#### Supplied information

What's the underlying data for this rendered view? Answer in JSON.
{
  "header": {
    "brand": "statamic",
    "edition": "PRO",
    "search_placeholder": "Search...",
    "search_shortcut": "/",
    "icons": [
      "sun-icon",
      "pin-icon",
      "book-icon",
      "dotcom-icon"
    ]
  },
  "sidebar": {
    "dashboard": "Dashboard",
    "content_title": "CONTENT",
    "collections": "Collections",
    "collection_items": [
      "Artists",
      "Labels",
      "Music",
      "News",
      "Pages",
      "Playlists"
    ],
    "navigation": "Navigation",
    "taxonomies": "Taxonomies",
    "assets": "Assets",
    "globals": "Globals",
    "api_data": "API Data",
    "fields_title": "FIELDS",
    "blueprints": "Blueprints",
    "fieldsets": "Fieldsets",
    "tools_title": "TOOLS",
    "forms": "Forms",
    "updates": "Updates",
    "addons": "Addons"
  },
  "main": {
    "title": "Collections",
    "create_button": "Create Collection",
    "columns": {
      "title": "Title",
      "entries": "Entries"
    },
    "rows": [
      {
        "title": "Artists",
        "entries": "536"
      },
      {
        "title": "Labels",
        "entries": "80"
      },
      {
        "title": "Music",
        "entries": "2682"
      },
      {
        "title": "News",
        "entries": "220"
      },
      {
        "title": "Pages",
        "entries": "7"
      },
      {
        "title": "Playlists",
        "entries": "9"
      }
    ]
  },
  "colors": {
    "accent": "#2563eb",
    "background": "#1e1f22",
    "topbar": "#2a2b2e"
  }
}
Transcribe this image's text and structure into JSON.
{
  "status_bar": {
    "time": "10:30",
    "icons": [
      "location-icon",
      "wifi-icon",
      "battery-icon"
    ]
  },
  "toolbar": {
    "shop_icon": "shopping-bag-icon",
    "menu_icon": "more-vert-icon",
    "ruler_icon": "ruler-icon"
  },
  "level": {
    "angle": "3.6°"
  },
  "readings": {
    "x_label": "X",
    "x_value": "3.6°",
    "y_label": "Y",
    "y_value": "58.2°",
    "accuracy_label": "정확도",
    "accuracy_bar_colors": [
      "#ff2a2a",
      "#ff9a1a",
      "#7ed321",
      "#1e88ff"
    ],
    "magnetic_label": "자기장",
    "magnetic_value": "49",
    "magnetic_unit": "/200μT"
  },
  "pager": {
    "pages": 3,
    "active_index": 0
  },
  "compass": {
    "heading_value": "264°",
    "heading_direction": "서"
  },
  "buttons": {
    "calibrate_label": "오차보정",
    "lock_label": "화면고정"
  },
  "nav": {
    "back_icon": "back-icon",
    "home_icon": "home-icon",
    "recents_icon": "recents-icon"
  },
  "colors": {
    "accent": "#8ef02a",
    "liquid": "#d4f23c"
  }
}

########

To do:
Return every record, word for word.

Written reply:
What's the underlying data for this rendered view? Answer in JSON.
{
  "header": {
    "brand": "statamic",
    "edition": "PRO",
    "search_placeholder": "Search...",
    "search_shortcut": "/",
    "icons": [
      "sun-icon",
      "pin-icon",
      "book-icon",
      "dotcom-icon"
    ]
  },
  "sidebar": {
    "dashboard": "Dashboard",
    "content_title": "CONTENT",
    "collections": "Collections",
    "collection_items": [
      "Artists",
      "Labels",
      "Music",
      "News",
      "Pages",
      "Playlists"
    ],
    "navigation": "Navigation",
    "taxonomies": "Taxonomies",
    "assets": "Assets",
    "globals": "Globals",
    "api_data": "API Data",
    "fields_title": "FIELDS",
    "blueprints": "Blueprints",
    "fieldsets": "Fieldsets",
    "tools_title": "TOOLS",
    "forms": "Forms",
    "updates": "Updates",
    "addons": "Addons"
  },
  "main": {
    "title": "Collections",
    "create_button": "Create Collection",
    "columns": {
      "title": "Title",
      "entries": "Entries"
    },
    "rows": [
      {
        "title": "Artists",
        "entries": "536"
      },
      {
        "title": "Labels",
        "entries": "80"
      },
      {
        "title": "Music",
        "entries": "2682"
      },
      {
        "title": "News",
        "entries": "220"
      },
      {
        "title": "Pages",
        "entries": "7"
      },
      {
        "title": "Playlists",
        "entries": "9"
      }
    ]
  },
  "colors": {
    "accent": "#2563eb",
    "background": "#1e1f22",
    "topbar": "#2a2b2e"
  }
}
Transcribe this image's text and structure into JSON.
{
  "status_bar": {
    "time": "10:30",
    "icons": [
      "location-icon",
      "wifi-icon",
      "battery-icon"
    ]
  },
  "toolbar": {
    "shop_icon": "shopping-bag-icon",
    "menu_icon": "more-vert-icon",
    "ruler_icon": "ruler-icon"
  },
  "level": {
    "angle": "3.6°"
  },
  "readings": {
    "x_label": "X",
    "x_value": "3.6°",
    "y_label": "Y",
    "y_value": "58.2°",
    "accuracy_label": "정확도",
    "accuracy_bar_colors": [
      "#ff2a2a",
      "#ff9a1a",
      "#7ed321",
      "#1e88ff"
    ],
    "magnetic_label": "자기장",
    "magnetic_value": "49",
    "magnetic_unit": "/200μT"
  },
  "pager": {
    "pages": 3,
    "active_index": 0
  },
  "compass": {
    "heading_value": "264°",
    "heading_direction": "서"
  },
  "buttons": {
    "calibrate_label": "오차보정",
    "lock_label": "화면고정"
  },
  "nav": {
    "back_icon": "back-icon",
    "home_icon": "home-icon",
    "recents_icon": "recents-icon"
  },
  "colors": {
    "accent": "#8ef02a",
    "liquid": "#d4f23c"
  }
}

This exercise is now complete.